▶ _Work to complete_
Return each line containing the string "color".
_____
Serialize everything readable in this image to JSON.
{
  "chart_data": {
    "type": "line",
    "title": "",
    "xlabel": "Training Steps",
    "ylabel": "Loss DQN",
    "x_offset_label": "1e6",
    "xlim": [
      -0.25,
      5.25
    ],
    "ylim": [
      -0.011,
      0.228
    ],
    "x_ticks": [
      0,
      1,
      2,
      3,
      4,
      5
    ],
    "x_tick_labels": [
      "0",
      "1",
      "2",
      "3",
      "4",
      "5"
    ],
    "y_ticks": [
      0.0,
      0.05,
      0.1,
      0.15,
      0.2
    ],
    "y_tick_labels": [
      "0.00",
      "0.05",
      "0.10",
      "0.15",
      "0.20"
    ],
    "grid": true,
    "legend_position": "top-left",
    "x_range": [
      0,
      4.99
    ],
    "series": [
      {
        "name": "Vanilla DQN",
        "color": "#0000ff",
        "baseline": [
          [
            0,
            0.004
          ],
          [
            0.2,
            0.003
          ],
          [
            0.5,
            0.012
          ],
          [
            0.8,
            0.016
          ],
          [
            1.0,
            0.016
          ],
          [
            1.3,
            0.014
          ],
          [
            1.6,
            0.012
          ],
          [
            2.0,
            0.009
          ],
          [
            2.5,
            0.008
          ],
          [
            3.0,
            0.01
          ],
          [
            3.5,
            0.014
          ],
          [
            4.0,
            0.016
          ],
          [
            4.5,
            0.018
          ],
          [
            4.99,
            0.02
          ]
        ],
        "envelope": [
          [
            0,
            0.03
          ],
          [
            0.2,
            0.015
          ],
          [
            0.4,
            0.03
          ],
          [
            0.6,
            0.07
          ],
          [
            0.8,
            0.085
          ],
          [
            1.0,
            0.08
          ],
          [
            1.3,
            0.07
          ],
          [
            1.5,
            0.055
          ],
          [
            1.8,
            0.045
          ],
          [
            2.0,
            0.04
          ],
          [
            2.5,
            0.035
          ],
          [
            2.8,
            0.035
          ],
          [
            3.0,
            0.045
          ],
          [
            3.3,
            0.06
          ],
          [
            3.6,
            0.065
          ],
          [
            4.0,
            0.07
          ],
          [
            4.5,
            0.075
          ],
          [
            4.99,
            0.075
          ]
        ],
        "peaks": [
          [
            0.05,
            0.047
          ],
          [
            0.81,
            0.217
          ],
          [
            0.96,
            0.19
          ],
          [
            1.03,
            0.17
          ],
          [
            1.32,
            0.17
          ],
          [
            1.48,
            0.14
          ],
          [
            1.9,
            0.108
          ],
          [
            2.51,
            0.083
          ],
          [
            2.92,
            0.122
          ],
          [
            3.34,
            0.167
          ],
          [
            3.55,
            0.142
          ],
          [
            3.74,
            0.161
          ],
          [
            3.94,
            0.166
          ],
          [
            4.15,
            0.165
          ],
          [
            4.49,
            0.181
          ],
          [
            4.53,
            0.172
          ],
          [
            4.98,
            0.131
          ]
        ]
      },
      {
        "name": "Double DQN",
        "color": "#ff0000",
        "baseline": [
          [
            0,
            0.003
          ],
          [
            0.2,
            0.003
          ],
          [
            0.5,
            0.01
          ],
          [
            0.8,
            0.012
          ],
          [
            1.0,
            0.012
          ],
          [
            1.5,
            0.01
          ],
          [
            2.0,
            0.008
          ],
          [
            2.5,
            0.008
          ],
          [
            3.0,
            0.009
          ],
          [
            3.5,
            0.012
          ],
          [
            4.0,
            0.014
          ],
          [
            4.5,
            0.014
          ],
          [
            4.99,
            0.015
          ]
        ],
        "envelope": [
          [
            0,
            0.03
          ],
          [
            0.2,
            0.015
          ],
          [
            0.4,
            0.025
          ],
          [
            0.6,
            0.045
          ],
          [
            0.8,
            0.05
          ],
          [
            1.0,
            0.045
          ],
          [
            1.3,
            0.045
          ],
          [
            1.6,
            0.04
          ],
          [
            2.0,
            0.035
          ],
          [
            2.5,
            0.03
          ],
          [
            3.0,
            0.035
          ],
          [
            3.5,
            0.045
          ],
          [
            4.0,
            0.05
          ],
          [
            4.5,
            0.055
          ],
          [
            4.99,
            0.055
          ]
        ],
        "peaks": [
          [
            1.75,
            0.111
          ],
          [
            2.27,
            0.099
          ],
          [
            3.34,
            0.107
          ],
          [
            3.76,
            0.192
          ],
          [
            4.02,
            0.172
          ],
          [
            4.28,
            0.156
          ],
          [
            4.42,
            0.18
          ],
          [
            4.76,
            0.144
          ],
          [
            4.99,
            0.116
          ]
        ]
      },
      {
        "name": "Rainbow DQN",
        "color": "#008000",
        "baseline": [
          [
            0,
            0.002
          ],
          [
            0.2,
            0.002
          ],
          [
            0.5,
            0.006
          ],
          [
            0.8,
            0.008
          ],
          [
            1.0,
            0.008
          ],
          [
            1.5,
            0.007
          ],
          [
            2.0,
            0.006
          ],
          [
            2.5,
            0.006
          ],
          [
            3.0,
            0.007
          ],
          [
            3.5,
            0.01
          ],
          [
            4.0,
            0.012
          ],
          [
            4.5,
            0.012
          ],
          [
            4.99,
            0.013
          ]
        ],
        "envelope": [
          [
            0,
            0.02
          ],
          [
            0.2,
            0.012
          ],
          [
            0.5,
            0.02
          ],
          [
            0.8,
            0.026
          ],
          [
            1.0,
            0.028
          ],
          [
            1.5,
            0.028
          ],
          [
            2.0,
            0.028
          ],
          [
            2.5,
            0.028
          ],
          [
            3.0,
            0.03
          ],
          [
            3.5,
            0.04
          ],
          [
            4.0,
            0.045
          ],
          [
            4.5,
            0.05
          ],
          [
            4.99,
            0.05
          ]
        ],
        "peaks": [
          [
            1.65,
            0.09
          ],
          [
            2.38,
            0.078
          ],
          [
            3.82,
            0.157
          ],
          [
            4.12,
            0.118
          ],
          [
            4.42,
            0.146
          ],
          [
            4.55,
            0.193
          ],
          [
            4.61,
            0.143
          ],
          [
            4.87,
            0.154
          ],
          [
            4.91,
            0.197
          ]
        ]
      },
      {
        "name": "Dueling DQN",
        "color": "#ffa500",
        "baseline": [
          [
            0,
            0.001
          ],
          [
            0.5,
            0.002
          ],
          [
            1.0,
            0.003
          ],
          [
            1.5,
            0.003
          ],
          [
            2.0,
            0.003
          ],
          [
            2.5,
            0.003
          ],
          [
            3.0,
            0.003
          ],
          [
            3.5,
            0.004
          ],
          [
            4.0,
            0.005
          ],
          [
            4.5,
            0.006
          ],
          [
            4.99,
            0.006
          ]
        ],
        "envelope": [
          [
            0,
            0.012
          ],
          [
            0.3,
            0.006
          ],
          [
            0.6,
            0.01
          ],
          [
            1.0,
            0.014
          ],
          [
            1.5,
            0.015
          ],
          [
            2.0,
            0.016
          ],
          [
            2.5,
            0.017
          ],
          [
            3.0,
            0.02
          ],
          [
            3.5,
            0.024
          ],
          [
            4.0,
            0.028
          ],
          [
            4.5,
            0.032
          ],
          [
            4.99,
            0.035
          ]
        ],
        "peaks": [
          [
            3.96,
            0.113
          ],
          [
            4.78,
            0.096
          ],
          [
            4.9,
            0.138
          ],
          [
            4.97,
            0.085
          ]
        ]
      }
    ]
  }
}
_____
▶ _The answer_
        "color": "#0000ff",
        "color": "#ff0000",
        "color": "#008000",
        "color": "#ffa500",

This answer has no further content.